_Required task_.
Count lines with the string "JSON" in them. State the number alone.

_Exercise material_.

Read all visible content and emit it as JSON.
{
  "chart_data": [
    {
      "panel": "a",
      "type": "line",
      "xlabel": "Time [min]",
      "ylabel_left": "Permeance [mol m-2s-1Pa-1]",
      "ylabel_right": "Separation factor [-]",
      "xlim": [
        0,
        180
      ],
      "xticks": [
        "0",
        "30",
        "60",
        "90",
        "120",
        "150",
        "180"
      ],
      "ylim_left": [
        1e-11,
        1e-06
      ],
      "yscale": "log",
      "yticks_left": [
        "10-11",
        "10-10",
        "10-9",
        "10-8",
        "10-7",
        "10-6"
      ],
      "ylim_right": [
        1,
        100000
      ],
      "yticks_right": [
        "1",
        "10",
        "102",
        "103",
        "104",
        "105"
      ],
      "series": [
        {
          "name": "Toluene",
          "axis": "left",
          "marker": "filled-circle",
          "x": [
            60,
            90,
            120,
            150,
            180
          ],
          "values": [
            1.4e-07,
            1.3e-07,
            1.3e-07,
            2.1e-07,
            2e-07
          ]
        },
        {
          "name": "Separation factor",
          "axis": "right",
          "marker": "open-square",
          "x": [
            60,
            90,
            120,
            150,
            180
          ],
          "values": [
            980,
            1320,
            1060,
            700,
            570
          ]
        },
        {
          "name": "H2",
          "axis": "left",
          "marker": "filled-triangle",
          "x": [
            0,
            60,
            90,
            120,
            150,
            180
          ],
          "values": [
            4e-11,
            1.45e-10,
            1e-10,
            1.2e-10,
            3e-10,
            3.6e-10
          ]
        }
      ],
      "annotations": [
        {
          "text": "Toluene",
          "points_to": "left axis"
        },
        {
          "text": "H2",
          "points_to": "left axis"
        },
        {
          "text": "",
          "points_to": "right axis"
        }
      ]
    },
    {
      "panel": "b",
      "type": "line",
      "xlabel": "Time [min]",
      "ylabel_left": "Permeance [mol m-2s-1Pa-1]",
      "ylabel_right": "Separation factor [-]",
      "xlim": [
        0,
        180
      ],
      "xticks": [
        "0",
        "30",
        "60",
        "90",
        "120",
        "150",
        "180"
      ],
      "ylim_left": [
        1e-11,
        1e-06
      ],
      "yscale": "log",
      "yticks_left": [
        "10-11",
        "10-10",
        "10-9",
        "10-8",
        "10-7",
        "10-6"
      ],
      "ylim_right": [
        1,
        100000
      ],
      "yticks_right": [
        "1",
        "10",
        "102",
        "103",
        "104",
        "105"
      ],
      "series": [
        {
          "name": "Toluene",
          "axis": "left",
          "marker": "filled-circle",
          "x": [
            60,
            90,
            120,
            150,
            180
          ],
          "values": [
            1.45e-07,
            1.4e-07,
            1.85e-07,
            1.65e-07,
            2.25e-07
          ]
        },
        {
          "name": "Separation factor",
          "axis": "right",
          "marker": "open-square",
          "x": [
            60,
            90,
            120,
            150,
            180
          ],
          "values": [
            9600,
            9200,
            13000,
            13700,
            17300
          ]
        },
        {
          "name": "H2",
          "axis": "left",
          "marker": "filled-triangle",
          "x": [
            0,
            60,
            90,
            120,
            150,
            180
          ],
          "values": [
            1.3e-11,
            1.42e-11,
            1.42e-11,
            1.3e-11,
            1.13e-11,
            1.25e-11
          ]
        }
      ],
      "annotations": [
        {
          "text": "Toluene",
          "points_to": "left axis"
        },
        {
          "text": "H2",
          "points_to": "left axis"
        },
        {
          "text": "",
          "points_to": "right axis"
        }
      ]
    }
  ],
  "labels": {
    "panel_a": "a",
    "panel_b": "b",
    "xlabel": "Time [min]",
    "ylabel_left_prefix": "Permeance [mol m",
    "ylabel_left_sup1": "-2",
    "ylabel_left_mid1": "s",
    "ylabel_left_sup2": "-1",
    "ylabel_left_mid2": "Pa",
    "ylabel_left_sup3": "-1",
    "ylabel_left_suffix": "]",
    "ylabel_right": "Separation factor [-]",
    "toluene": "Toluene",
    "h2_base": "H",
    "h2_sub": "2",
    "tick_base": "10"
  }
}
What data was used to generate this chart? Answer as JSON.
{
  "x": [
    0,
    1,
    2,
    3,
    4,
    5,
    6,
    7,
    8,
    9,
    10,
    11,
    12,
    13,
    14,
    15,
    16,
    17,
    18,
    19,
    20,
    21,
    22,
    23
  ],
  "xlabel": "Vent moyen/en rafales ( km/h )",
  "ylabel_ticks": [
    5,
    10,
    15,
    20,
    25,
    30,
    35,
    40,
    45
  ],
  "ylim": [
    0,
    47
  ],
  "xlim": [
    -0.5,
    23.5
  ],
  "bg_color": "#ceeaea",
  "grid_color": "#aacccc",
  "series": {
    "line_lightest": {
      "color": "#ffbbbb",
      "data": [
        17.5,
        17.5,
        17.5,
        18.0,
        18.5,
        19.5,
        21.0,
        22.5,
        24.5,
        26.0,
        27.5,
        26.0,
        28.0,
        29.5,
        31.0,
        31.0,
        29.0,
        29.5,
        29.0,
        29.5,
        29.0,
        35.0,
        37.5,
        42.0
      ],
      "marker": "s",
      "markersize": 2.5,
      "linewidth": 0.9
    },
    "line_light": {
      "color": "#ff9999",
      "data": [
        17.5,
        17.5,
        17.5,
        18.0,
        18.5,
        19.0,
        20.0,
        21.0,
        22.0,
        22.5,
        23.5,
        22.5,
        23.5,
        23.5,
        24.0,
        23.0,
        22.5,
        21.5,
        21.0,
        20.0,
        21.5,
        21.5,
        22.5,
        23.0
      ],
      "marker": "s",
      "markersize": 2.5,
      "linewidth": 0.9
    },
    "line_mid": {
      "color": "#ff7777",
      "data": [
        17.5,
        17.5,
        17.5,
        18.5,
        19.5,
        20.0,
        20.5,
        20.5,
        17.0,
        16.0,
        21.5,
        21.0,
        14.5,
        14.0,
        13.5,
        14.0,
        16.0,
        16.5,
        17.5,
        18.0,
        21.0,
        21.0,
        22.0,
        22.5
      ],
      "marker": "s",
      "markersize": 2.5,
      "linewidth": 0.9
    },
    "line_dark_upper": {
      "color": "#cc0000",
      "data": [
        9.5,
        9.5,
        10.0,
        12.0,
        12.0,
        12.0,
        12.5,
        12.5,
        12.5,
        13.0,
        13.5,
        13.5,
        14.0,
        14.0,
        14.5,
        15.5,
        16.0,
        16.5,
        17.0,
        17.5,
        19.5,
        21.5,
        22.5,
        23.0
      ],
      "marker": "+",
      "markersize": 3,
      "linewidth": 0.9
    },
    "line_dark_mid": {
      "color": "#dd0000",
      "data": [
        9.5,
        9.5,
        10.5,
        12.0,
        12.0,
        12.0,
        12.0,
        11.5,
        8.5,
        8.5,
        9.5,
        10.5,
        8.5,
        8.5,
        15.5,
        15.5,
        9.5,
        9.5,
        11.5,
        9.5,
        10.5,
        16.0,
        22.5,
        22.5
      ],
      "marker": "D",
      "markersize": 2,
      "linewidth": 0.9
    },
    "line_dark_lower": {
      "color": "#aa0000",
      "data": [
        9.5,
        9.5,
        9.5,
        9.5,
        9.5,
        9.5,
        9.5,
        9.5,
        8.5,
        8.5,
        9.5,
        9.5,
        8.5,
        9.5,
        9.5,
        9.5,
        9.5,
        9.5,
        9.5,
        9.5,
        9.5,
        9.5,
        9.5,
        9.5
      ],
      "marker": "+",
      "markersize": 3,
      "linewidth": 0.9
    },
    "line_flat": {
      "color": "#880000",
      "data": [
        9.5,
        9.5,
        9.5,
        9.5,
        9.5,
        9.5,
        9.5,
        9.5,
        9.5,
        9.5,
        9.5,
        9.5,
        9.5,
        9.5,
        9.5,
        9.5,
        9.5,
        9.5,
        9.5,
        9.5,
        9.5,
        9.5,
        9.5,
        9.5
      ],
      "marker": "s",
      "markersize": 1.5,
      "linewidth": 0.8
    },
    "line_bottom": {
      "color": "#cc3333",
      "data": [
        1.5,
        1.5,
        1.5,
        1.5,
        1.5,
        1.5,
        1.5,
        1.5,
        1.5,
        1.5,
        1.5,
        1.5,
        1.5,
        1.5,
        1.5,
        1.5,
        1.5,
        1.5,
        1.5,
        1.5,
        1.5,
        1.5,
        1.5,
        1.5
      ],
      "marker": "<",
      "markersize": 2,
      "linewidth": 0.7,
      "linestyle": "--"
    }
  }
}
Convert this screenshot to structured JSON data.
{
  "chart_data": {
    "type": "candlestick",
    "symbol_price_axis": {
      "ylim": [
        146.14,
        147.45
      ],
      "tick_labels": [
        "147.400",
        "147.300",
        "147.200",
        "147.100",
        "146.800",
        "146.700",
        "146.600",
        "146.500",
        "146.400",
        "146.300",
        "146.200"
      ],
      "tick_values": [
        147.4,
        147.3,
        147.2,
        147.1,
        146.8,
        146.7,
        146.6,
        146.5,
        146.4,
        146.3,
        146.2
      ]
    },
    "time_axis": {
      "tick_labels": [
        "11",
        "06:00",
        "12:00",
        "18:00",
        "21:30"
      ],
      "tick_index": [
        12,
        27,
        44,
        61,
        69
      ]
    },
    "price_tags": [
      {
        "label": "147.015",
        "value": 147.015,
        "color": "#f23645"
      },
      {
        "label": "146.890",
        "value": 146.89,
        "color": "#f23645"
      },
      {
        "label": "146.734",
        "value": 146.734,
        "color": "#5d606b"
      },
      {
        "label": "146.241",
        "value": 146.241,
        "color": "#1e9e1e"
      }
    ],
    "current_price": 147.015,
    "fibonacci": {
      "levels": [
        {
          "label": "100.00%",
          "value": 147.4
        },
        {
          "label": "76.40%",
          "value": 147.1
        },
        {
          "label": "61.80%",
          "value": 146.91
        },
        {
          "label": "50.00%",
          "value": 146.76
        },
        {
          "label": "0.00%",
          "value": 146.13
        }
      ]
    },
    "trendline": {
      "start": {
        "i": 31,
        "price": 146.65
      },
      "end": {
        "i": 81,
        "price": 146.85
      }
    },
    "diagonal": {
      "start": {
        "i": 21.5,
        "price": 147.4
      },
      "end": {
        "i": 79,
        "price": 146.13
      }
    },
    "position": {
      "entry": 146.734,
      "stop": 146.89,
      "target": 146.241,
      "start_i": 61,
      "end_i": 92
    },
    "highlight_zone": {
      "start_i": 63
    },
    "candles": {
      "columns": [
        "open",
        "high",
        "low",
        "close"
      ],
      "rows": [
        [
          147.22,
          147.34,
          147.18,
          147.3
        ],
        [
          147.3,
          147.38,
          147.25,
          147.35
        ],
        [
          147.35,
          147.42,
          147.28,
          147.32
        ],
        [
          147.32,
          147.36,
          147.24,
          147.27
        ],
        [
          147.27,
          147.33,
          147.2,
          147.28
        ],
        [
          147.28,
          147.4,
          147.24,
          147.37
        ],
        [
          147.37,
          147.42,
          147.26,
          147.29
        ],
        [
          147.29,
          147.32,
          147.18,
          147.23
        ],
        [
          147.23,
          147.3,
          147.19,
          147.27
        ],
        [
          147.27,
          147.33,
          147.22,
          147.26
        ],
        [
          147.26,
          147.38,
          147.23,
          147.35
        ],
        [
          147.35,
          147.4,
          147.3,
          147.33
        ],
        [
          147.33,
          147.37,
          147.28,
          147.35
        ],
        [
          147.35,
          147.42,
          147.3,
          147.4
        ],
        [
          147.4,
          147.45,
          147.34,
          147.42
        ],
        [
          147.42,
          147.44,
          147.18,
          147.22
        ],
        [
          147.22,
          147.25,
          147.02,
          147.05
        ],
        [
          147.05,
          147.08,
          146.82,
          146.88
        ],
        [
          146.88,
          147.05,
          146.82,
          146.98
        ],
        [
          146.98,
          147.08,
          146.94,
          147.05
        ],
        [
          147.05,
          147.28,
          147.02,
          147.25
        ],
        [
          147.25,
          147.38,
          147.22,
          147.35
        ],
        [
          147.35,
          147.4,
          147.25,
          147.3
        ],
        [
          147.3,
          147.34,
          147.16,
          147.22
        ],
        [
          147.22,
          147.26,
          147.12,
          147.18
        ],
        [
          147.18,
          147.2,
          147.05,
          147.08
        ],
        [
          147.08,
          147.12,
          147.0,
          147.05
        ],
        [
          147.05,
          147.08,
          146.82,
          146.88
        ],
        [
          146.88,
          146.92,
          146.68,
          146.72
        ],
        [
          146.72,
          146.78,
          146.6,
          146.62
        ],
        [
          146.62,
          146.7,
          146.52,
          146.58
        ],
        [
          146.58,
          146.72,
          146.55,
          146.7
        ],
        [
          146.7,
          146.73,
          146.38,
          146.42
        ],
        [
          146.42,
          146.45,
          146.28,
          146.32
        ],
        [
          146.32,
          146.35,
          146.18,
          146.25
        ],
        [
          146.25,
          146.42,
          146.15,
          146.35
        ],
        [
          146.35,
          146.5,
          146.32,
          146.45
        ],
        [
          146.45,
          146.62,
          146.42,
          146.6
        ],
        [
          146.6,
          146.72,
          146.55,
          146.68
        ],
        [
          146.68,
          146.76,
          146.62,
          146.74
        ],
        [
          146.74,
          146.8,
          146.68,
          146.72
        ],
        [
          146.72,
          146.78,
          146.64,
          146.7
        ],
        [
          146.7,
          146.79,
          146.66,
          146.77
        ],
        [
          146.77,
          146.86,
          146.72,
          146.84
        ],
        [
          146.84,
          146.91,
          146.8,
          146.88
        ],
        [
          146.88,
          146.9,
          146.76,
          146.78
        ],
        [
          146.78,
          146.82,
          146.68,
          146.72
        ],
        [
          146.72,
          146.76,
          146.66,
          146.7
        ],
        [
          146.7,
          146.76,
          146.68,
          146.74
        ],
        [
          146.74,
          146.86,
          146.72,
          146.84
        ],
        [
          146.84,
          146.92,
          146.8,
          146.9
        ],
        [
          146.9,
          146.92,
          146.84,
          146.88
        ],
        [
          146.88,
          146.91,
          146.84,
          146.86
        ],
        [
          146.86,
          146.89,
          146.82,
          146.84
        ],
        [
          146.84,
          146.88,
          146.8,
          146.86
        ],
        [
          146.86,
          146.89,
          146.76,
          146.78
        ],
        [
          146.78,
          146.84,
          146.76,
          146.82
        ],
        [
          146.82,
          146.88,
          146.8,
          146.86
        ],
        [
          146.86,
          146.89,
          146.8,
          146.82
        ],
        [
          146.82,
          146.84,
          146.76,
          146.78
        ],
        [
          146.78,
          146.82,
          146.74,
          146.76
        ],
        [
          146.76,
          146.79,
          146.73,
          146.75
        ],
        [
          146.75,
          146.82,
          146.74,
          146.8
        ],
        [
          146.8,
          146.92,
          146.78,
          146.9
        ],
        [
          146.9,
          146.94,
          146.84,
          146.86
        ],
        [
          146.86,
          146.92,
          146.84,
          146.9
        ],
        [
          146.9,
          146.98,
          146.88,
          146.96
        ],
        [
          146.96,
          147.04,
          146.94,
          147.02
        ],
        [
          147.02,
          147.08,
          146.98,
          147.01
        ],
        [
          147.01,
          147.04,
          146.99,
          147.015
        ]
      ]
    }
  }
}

_Problem solution_.
3